- _Alıştırma Görevleri_:
1. Okuma metnine göre aşağıdaki soruları yanıtlayın.
(a) Bir önceki yazı hangi sözle sonlandırılmıştı?
(b) Metinde yaşam formülümüz nasıl ifade edilir?
(c) Yaşamımız neye bağlı olarak programlanmıştır?
2. Okuma metnindeki “Bizler bu basitliği kabul edemediğimiz için sürekli olarak hayatımızı zorlaştıracak problemler üretiriz.” cümlesini İngilizceye çevirin.

- _Okuma Metni_:
◇ ◇ ◇
Anlatmaya Devam Ediyoruz
Bir önceki yazımıza “Zeki olmanın dayanılmaz hafifliği ve Ezoterik örgütleri idrak etmenin farkındalığı…” diyerek giriş yapmış “mantığı “Piyonları, vezir olma hayalî ile kandırmazsan şah için ölecek adam bulamazsın.” Diyerek sonlandırmıştık.
Genel anlamda bizlerin hayatı çok kolay anlaşılır ve basitçe dizayn edilmiştir.
Bizler bu basitliği kabul edemediğimiz için sürekli olarak hayatımızı zorlaştıracak problemler üretiriz.
Doğarız-yaşarız-ölürüz bizim yaşam formülümüz bu kadar basittir.
Yaşamımız güneşe endeksli bir gezegende fotosenteze bağlı olarak programlanmıştır.
◇ ◇ ◇
(Bir derlemeden alınan veriler)
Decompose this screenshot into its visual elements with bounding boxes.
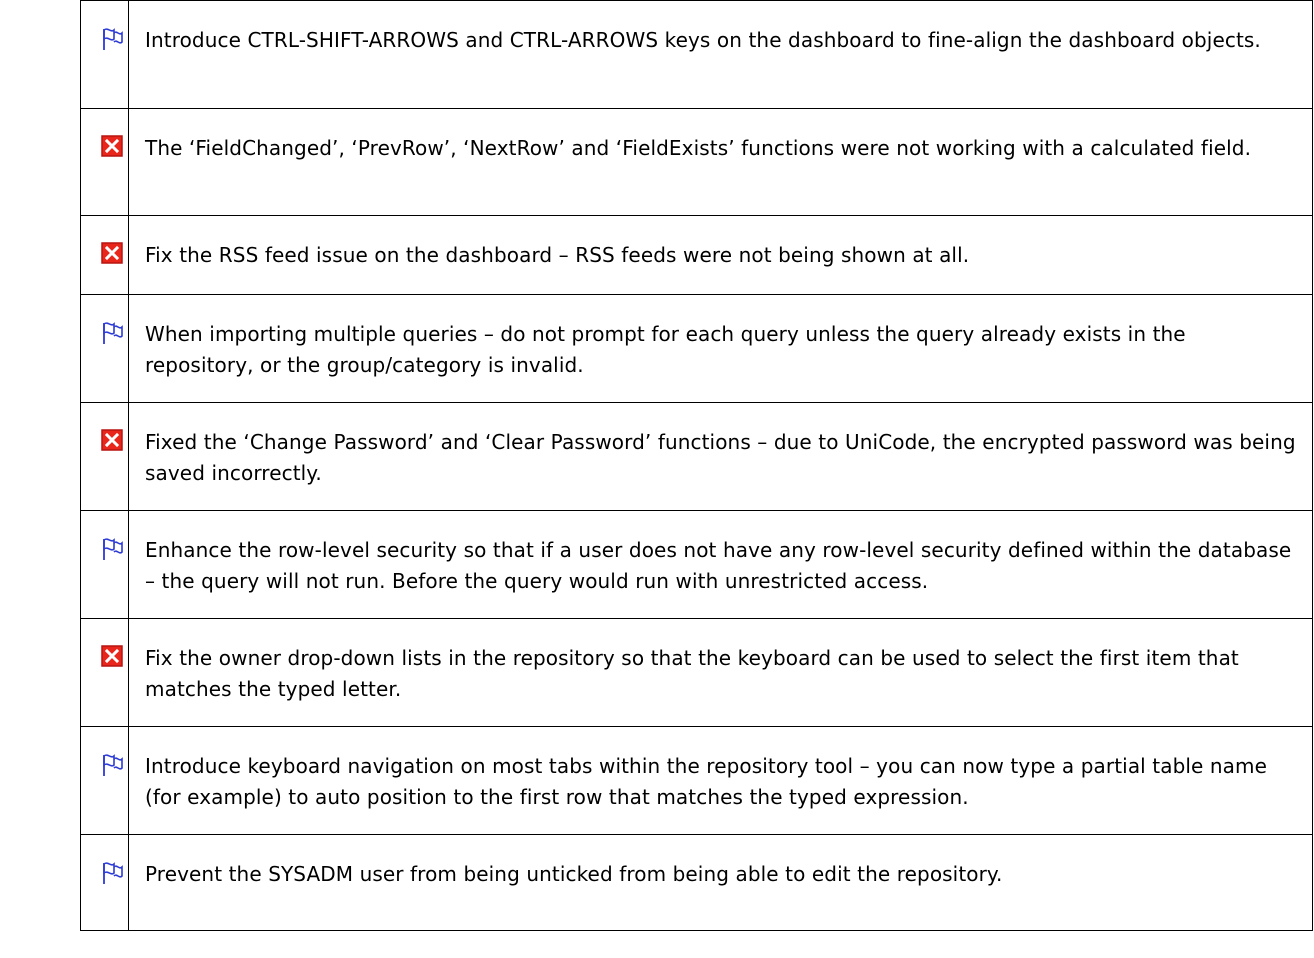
flag-icon <box>101 753 123 776</box>
row-description: Fixed the ‘Change Password’ and ‘Clear P… <box>128 402 1313 511</box>
changelog-row: Fix the RSS feed issue on the dashboard … <box>80 215 1313 295</box>
row-icon-cell <box>80 215 129 295</box>
row-icon-cell <box>80 0 129 109</box>
changelog-table: Introduce CTRL-SHIFT-ARROWS and CTRL-ARR… <box>80 0 1313 931</box>
red-x-icon <box>101 242 123 264</box>
changelog-row: When importing multiple queries – do not… <box>80 294 1313 403</box>
document-page: Introduce CTRL-SHIFT-ARROWS and CTRL-ARR… <box>0 0 1314 958</box>
red-x-icon <box>101 135 123 157</box>
row-description: When importing multiple queries – do not… <box>128 294 1313 403</box>
red-x-icon <box>101 429 123 451</box>
flag-icon <box>101 537 123 560</box>
row-description: Prevent the SYSADM user from being untic… <box>128 834 1313 931</box>
changelog-row: The ‘FieldChanged’, ‘PrevRow’, ‘NextRow’… <box>80 108 1313 216</box>
row-description: Introduce CTRL-SHIFT-ARROWS and CTRL-ARR… <box>128 0 1313 109</box>
flag-icon <box>101 27 123 50</box>
row-icon-cell <box>80 834 129 931</box>
changelog-row: Introduce CTRL-SHIFT-ARROWS and CTRL-ARR… <box>80 0 1313 109</box>
changelog-row: Introduce keyboard navigation on most ta… <box>80 726 1313 835</box>
row-description: Introduce keyboard navigation on most ta… <box>128 726 1313 835</box>
row-icon-cell <box>80 618 129 727</box>
flag-icon <box>101 321 123 344</box>
flag-icon <box>101 861 123 884</box>
changelog-row: Fix the owner drop-down lists in the rep… <box>80 618 1313 727</box>
row-description: Fix the RSS feed issue on the dashboard … <box>128 215 1313 295</box>
row-description: Enhance the row-level security so that i… <box>128 510 1313 619</box>
changelog-row: Enhance the row-level security so that i… <box>80 510 1313 619</box>
changelog-row: Prevent the SYSADM user from being untic… <box>80 834 1313 931</box>
changelog-row: Fixed the ‘Change Password’ and ‘Clear P… <box>80 402 1313 511</box>
row-icon-cell <box>80 402 129 511</box>
row-description: Fix the owner drop-down lists in the rep… <box>128 618 1313 727</box>
red-x-icon <box>101 645 123 667</box>
row-description: The ‘FieldChanged’, ‘PrevRow’, ‘NextRow’… <box>128 108 1313 216</box>
row-icon-cell <box>80 108 129 216</box>
row-icon-cell <box>80 510 129 619</box>
row-icon-cell <box>80 294 129 403</box>
row-icon-cell <box>80 726 129 835</box>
◇ ◇ ◇
- _Yanıtlar_:
1.
(a) “Piyonları, vezir olma hayalî ile kandırmazsan şah için ölecek adam bulamazsın.”
(b) Doğarız-yaşarız-ölürüz.
(c) Güneşe endeksli bir gezegende fotosenteze bağlı olarak.

2. Because we cannot accept this simplicity, we constantly create problems that make our lives harder.